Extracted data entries
——————

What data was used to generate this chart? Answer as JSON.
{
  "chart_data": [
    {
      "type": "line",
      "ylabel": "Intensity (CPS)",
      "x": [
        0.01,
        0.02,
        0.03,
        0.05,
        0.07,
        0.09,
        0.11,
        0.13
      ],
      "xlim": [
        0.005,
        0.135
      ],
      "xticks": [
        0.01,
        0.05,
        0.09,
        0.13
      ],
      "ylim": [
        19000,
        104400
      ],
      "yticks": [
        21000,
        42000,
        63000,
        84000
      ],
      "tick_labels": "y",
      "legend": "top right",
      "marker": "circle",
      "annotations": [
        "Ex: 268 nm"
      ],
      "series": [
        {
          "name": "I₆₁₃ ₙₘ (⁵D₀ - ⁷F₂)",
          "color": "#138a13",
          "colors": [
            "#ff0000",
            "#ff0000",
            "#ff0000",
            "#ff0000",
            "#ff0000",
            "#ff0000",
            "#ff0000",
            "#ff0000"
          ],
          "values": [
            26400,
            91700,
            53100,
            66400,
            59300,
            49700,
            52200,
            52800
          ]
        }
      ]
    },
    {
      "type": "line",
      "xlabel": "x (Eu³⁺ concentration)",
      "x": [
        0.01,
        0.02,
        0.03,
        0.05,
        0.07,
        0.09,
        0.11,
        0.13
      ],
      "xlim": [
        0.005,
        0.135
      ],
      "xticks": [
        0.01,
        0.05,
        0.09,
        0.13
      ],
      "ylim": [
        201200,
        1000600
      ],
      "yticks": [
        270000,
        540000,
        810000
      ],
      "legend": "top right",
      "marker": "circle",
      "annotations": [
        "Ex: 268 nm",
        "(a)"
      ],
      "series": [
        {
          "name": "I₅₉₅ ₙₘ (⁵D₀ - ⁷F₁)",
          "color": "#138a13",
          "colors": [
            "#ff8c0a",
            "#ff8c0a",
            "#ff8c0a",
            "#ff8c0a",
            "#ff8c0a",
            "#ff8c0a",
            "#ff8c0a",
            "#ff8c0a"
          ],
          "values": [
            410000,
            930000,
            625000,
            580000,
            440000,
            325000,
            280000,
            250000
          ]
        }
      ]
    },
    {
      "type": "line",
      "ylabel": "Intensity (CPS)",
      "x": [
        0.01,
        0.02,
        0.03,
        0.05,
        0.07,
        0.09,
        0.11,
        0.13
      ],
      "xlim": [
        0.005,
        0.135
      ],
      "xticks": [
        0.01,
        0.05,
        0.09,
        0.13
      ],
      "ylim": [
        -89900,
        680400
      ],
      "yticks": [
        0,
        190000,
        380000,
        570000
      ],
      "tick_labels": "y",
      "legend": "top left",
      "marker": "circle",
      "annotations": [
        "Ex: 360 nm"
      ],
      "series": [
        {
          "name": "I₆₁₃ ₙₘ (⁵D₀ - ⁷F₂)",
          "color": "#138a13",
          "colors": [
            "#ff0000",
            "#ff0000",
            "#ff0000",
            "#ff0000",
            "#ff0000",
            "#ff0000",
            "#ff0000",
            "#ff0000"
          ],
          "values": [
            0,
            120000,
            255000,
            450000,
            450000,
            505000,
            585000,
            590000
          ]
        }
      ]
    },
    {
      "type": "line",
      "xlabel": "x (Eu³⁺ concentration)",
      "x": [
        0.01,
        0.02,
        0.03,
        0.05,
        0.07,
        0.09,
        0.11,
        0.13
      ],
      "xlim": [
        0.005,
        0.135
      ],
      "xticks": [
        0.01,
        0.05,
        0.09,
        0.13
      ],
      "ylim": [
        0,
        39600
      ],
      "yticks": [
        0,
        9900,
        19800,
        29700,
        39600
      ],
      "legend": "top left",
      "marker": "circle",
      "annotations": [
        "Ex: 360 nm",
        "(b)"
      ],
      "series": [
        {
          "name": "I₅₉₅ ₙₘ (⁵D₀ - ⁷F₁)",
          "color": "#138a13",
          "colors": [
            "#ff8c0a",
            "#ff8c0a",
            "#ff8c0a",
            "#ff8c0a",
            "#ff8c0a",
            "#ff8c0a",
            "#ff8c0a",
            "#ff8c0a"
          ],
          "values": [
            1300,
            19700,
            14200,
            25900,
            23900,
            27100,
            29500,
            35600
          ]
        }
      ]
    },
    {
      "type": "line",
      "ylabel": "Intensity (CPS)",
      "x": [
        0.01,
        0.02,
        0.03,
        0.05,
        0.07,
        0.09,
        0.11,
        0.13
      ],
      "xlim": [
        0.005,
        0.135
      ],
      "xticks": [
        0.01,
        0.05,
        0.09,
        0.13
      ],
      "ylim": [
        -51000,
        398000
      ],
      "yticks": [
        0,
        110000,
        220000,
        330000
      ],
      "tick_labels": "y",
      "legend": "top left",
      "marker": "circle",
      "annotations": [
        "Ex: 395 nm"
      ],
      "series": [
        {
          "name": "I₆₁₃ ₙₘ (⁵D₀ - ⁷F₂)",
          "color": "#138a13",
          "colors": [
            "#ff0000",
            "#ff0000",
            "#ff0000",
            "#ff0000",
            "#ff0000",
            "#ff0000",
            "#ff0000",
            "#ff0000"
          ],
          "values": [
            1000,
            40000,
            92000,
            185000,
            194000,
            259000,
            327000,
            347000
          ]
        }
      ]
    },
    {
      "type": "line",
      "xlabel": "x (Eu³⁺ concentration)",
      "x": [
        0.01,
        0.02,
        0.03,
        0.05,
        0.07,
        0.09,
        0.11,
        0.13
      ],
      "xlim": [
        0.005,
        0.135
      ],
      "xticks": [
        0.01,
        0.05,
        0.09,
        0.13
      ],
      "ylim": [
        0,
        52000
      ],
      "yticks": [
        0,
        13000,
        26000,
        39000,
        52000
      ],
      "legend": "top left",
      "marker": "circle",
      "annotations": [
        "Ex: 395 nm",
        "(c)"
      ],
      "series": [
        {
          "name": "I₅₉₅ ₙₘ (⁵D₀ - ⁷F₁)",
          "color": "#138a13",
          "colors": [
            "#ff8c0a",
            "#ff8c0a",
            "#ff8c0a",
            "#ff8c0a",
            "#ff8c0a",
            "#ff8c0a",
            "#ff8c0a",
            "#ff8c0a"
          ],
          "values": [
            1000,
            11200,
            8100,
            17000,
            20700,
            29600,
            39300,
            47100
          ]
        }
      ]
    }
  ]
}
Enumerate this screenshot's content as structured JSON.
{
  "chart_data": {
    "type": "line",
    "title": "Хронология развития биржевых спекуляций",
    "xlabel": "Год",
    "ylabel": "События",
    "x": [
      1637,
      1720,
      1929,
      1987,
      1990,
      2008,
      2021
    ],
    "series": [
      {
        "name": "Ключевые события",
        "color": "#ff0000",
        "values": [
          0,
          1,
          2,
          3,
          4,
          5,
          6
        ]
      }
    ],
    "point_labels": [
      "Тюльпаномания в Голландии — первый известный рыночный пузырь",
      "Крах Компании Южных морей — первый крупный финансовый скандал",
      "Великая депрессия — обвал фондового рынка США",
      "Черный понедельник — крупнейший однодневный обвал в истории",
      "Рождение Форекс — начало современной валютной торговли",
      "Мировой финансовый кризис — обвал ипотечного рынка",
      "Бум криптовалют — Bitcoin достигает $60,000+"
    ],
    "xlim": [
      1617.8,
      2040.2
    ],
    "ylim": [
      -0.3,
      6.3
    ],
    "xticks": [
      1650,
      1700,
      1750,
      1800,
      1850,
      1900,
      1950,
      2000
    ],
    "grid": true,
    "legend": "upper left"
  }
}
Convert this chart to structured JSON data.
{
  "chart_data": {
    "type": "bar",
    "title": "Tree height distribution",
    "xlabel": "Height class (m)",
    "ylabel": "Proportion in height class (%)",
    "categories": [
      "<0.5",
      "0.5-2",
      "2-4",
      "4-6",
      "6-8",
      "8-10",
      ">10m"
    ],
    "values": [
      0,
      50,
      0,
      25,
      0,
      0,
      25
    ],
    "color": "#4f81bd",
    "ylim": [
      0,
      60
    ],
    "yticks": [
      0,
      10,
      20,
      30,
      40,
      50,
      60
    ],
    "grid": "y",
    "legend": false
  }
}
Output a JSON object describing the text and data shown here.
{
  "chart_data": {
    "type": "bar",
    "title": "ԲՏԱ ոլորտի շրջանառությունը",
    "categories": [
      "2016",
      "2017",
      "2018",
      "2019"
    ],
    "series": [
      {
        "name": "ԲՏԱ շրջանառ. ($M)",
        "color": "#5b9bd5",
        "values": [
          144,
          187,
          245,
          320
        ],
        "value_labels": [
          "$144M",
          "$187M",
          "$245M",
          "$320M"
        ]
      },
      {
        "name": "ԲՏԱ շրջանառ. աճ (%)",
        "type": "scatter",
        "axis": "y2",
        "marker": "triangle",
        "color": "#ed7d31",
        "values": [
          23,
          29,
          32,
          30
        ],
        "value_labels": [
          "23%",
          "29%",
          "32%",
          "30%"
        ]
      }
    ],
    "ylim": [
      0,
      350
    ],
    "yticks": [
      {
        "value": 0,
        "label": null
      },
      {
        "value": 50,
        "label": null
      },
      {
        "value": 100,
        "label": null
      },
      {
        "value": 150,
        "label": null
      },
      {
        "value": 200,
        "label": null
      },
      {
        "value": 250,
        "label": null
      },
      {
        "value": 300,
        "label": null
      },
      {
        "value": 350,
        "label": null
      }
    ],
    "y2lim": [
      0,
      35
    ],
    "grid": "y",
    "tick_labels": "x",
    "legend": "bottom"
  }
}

——————

Your goal: Looking at the records above, report how many lines contain the word "финансовый". Answer with the number only.

Response below: 2